◆ **AUFGABENSTELLUNG**
Schreibe aus dem Forumstext zum Quappenangeln in der Donau den Abschnitt von „Jetzt zu Deinen“ bis einschließlich „Revier, und Niederbayern.“ wortgetreu ab.

◆ **AUSGANGSTEXT**
□ □ □ □

Jetzt zu Deinen Rutten.
Eigentlich ist schon alles gesagt worden. Die Rutte verkriecht sich tagsüber und geht mit der Dämmerung auf Jagd, und das vorallem in der kalten Jahreszeit.
In der Donau findest Du die Rutte überall wo sie Verstecke findet.
Also nicht in der Nähe vom Kachlet- oder Jochensteinkraftwerk, da ist zuviel Beton im Wasser.


----------



## Gelöschtes Mitglied 828 (20. Oktober 2002)

Hi Rossitc, ich fische in der Donau bei Regensburg. Wenn es dann in nächster Zeit so richtig kalt wird werde ich auch wieder zum Quappenangeln gehen. Es bestehen in der Donau zum teil recht gute Möglichkeiten. 
Du solltest dich aber vorher über die gesetzlichen Bestimmungen (Schonzeit , Schonmass) informieren, da diese in Bayern doch verschieden sind. So gibt es unterschieden zwischen Oberpfalz, mein Revier, und Niederbayern.
Aber als kleine Hilfe, such dir eine Stelle möglichst direkt hinter einem Wehr, wenn Du dann noch direkt nach einem Hochwasser dort bisst müsste es klappen. Aber vor November würde ich nicht gehen. Das Du Nachts zum Angeln gehen solltest muss ich ja nicht weiter erwähnen. Als Köder würde ich dir Tauwurm empfehlen, klappt bei uns ganz gut.

□ □ □ □

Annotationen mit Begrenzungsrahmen

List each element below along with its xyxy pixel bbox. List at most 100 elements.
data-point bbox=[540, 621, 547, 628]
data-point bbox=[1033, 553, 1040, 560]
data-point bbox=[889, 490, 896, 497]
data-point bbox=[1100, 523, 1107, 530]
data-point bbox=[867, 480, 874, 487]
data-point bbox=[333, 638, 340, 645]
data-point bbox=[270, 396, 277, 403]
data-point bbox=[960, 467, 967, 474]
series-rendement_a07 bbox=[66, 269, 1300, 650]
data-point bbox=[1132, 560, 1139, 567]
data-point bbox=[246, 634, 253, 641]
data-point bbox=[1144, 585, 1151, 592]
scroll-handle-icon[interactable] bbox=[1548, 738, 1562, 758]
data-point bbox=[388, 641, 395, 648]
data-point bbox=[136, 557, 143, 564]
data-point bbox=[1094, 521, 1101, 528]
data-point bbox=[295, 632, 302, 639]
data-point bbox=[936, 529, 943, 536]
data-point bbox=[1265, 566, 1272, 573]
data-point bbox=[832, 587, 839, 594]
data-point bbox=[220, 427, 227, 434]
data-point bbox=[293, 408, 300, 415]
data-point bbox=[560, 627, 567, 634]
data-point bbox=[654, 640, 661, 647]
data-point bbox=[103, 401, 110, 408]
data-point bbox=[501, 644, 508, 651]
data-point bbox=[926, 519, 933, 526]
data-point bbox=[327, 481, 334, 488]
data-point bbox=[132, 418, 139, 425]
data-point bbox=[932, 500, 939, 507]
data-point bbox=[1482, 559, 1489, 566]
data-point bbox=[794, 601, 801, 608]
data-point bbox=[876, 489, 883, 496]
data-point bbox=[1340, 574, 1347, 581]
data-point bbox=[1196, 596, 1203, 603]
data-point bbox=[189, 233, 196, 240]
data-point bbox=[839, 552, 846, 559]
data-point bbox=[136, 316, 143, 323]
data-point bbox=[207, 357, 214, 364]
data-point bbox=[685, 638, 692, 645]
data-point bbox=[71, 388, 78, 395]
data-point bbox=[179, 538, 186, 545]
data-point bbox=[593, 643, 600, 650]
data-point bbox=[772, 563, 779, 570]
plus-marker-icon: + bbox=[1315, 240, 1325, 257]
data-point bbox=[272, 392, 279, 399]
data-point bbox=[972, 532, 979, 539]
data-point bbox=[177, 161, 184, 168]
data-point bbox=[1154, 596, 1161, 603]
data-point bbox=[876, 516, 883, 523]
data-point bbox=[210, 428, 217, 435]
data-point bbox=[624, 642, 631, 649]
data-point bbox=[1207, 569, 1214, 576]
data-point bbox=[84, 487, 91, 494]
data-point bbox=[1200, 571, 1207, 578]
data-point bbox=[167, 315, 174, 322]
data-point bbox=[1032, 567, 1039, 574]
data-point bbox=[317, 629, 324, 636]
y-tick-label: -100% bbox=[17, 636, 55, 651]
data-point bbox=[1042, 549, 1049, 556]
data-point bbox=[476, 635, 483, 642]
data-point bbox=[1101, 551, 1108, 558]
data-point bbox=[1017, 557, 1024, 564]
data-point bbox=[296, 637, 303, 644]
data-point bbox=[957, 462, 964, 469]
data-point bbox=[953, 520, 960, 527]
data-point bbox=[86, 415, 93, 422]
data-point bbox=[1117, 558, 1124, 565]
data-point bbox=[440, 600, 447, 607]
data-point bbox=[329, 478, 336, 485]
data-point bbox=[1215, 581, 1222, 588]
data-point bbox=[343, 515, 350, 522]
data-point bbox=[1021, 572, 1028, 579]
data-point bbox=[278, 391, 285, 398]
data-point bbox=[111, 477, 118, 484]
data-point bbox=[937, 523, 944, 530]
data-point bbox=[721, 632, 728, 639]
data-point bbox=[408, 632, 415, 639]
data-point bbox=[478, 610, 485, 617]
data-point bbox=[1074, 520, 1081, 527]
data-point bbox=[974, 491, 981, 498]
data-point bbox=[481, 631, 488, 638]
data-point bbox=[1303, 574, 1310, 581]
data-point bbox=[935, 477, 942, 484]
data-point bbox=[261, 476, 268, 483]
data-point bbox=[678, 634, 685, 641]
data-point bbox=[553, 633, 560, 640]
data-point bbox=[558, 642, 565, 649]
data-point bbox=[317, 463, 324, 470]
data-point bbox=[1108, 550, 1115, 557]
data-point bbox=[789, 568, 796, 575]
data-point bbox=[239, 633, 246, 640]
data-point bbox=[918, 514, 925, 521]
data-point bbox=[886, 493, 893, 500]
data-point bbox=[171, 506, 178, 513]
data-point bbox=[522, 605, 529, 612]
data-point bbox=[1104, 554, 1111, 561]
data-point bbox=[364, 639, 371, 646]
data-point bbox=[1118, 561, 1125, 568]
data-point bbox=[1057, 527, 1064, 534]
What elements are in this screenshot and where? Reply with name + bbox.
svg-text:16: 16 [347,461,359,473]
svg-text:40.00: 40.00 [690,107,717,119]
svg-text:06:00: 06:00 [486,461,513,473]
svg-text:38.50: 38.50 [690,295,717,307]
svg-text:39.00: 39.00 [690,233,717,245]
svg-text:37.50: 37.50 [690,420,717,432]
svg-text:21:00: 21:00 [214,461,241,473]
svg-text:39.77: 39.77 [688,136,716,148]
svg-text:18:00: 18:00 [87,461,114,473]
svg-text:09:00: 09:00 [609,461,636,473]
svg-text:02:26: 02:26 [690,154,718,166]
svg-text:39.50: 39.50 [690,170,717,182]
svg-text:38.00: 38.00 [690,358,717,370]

□ □ □ □

◆ **ERGEBNIS**
Jetzt zu Deinen Rutten.
Eigentlich ist schon alles gesagt worden. Die Rutte verkriecht sich tagsüber und geht mit der Dämmerung auf Jagd, und das vorallem in der kalten Jahreszeit.
In der Donau findest Du die Rutte überall wo sie Verstecke findet.
Also nicht in der Nähe vom Kachlet- oder Jochensteinkraftwerk, da ist zuviel Beton im Wasser.


----------



## Gelöschtes Mitglied 828 (20. Oktober 2002)

Hi Rossitc, ich fische in der Donau bei Regensburg. Wenn es dann in nächster Zeit so richtig kalt wird werde ich auch wieder zum Quappenangeln gehen. Es bestehen in der Donau zum teil recht gute Möglichkeiten. 
Du solltest dich aber vorher über die gesetzlichen Bestimmungen (Schonzeit , Schonmass) informieren, da diese in Bayern doch verschieden sind. So gibt es unterschieden zwischen Oberpfalz, mein Revier, und Niederbayern.